* BEGIN *

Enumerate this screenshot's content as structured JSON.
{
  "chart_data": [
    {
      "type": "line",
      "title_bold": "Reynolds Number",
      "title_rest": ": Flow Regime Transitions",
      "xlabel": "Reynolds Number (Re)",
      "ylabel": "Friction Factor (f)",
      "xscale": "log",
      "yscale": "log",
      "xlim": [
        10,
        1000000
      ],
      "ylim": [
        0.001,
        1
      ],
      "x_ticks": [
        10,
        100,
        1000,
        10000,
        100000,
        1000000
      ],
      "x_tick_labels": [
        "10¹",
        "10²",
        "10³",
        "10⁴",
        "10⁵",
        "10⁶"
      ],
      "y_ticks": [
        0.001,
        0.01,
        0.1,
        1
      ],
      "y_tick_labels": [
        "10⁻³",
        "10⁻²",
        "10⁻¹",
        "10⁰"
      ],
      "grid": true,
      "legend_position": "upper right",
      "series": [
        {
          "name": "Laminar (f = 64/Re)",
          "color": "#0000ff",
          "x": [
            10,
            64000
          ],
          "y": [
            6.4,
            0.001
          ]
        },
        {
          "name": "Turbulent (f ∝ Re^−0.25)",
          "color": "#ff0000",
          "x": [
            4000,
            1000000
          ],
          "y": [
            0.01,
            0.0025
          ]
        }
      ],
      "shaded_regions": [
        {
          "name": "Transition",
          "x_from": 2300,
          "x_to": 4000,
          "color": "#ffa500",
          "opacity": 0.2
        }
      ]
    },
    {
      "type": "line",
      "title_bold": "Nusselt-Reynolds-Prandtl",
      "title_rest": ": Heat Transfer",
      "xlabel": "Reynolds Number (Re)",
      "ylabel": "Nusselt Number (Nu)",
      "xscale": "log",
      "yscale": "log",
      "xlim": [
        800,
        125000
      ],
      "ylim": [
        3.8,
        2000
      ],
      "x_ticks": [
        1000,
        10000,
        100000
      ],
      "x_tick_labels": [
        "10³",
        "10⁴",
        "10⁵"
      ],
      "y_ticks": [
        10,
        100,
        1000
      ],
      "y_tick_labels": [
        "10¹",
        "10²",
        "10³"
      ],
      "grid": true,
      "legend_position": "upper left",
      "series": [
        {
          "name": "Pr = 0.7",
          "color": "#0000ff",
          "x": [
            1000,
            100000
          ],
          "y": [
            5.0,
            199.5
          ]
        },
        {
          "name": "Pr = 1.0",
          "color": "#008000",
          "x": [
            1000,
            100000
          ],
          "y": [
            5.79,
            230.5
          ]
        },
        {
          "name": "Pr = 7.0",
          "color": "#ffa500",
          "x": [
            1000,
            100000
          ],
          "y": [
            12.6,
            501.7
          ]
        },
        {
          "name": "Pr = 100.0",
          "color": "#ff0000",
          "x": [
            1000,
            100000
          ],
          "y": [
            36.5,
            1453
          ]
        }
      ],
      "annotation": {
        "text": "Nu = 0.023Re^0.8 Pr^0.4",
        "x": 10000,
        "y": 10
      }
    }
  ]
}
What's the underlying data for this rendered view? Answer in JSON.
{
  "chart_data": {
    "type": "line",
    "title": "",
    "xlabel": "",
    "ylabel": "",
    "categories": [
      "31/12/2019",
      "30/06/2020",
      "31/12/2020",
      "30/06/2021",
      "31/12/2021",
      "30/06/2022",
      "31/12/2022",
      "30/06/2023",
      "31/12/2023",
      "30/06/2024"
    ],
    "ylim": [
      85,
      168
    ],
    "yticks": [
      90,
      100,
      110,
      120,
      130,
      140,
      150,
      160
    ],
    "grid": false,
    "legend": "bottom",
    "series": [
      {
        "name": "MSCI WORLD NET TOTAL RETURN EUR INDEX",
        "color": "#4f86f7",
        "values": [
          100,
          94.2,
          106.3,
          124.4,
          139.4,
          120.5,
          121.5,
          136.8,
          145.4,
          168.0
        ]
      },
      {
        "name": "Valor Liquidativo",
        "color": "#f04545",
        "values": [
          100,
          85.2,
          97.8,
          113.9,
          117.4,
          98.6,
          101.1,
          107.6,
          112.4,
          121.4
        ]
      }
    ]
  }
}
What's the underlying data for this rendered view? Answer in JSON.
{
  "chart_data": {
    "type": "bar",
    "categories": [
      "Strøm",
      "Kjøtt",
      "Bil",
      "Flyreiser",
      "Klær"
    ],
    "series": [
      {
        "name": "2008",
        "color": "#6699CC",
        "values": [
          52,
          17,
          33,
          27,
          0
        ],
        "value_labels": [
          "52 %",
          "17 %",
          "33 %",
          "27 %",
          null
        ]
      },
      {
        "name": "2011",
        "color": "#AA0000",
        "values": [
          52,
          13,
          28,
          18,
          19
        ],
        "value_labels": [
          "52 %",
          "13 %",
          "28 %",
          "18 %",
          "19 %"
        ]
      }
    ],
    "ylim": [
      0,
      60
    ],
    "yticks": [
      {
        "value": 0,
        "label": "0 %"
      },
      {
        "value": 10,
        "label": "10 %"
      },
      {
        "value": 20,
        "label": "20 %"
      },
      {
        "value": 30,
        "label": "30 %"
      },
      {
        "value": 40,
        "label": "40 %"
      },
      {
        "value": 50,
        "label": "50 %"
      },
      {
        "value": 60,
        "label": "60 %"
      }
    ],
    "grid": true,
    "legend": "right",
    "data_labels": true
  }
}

* END *

● What the exercise asks: Lines that include the word "true" — how many are there in the data? Answer with the number alone.

● Finished exercise: 4